Records from a dataset:
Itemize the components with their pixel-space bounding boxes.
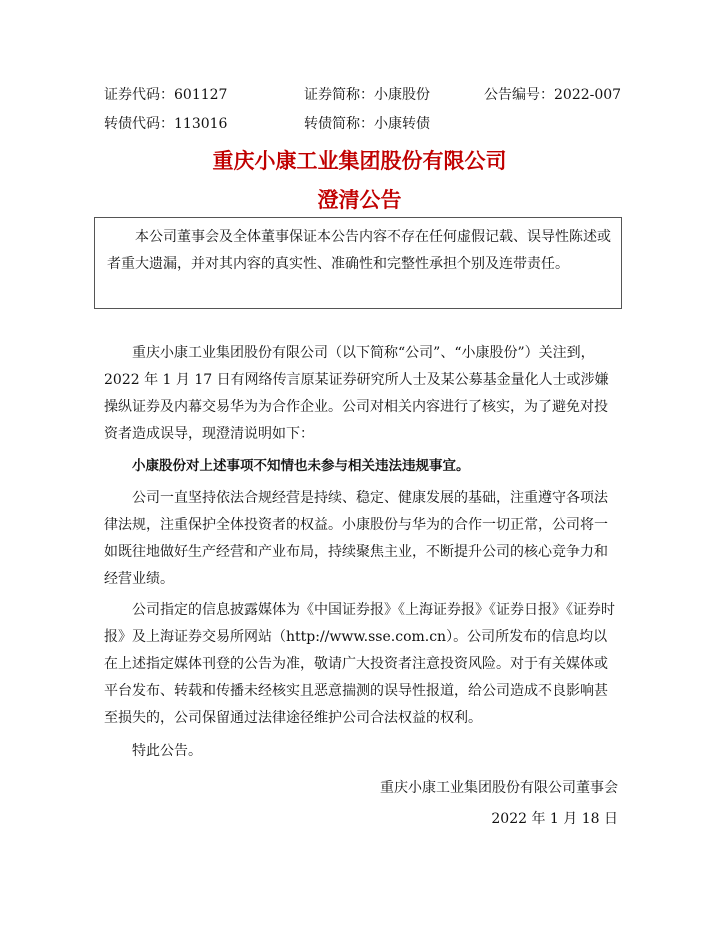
document-title: 澄清公告 — [317, 188, 402, 212]
body-paragraph-closing: 特此公告。 — [132, 743, 202, 759]
body-paragraph-intro: 重庆小康工业集团股份有限公司（以下简称“公司”、“小康股份”）关注到，2022 年 1 月 17 日有网络传言原某证券研究所人士及某公募基金量化人士或涉嫌操纵证券及内幕交易华为为合作企业。公司对相关内容进行了核实，为了避免对投资者造成误导，现澄清说明如下： — [104, 345, 609, 442]
board-statement-box — [94, 217, 622, 309]
company-title: 重庆小康工业集团股份有限公司 — [212, 149, 507, 173]
bond-abbreviation: 转债简称：小康转债 — [304, 116, 430, 132]
bond-code: 转债代码：113016 — [104, 116, 228, 132]
stock-code: 证券代码：601127 — [104, 87, 228, 103]
body-paragraph-compliance: 公司一直坚持依法合规经营是持续、稳定、健康发展的基础，注重遵守各项法律法规，注重保护全体投资者的权益。小康股份与华为的合作一切正常，公司将一如既往地做好生产经营和产业布局，持续聚焦主业，不断提升公司的核心竞争力和经营业绩。 — [104, 490, 608, 587]
body-paragraph-key-statement: 小康股份对上述事项不知情也未参与相关违法违规事宜。 — [132, 458, 470, 474]
signature-org: 重庆小康工业集团股份有限公司董事会 — [380, 780, 618, 796]
signature-date: 2022 年 1 月 18 日 — [491, 811, 618, 827]
board-statement: 本公司董事会及全体董事保证本公告内容不存在任何虚假记载、误导性陈述或者重大遗漏，并对其内容的真实性、准确性和完整性承担个别及连带责任。 — [107, 229, 611, 272]
stock-abbreviation: 证券简称：小康股份 — [304, 87, 430, 103]
notice-number: 公告编号：2022-007 — [484, 87, 622, 103]
body-paragraph-disclosure: 公司指定的信息披露媒体为《中国证券报》《上海证券报》《证券日报》《证券时报》及上海证券交易所网站（http://www.sse.com.cn）。公司所发布的信息均以在上述指定媒体刊登的公告为准，敬请广大投资者注意投资风险。对于有关媒体或平台发布、转载和传播未经核实且恶意揣测的误导性报道，给公司造成不良影响甚至损失的，公司保留通过法律途径维护公司合法权益的权利。 — [104, 602, 615, 726]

## Stated task
Write out the records again, substituting "text-paragraph" for every occurrence of "body-paragraph" and keeping everything else identical. Omit the pictures.

## Result below
Itemize the components with their pixel-space bounding boxes.
document-title: 澄清公告 — [317, 188, 402, 212]
text-paragraph-closing: 特此公告。 — [132, 743, 202, 759]
text-paragraph-intro: 重庆小康工业集团股份有限公司（以下简称“公司”、“小康股份”）关注到，2022 年 1 月 17 日有网络传言原某证券研究所人士及某公募基金量化人士或涉嫌操纵证券及内幕交易华为为合作企业。公司对相关内容进行了核实，为了避免对投资者造成误导，现澄清说明如下： — [104, 345, 609, 442]
board-statement-box — [94, 217, 622, 309]
company-title: 重庆小康工业集团股份有限公司 — [212, 149, 507, 173]
bond-abbreviation: 转债简称：小康转债 — [304, 116, 430, 132]
bond-code: 转债代码：113016 — [104, 116, 228, 132]
stock-code: 证券代码：601127 — [104, 87, 228, 103]
text-paragraph-compliance: 公司一直坚持依法合规经营是持续、稳定、健康发展的基础，注重遵守各项法律法规，注重保护全体投资者的权益。小康股份与华为的合作一切正常，公司将一如既往地做好生产经营和产业布局，持续聚焦主业，不断提升公司的核心竞争力和经营业绩。 — [104, 490, 608, 587]
text-paragraph-key-statement: 小康股份对上述事项不知情也未参与相关违法违规事宜。 — [132, 458, 470, 474]
signature-org: 重庆小康工业集团股份有限公司董事会 — [380, 780, 618, 796]
signature-date: 2022 年 1 月 18 日 — [491, 811, 618, 827]
board-statement: 本公司董事会及全体董事保证本公告内容不存在任何虚假记载、误导性陈述或者重大遗漏，并对其内容的真实性、准确性和完整性承担个别及连带责任。 — [107, 229, 611, 272]
stock-abbreviation: 证券简称：小康股份 — [304, 87, 430, 103]
notice-number: 公告编号：2022-007 — [484, 87, 622, 103]
text-paragraph-disclosure: 公司指定的信息披露媒体为《中国证券报》《上海证券报》《证券日报》《证券时报》及上海证券交易所网站（http://www.sse.com.cn）。公司所发布的信息均以在上述指定媒体刊登的公告为准，敬请广大投资者注意投资风险。对于有关媒体或平台发布、转载和传播未经核实且恶意揣测的误导性报道，给公司造成不良影响甚至损失的，公司保留通过法律途径维护公司合法权益的权利。 — [104, 602, 615, 726]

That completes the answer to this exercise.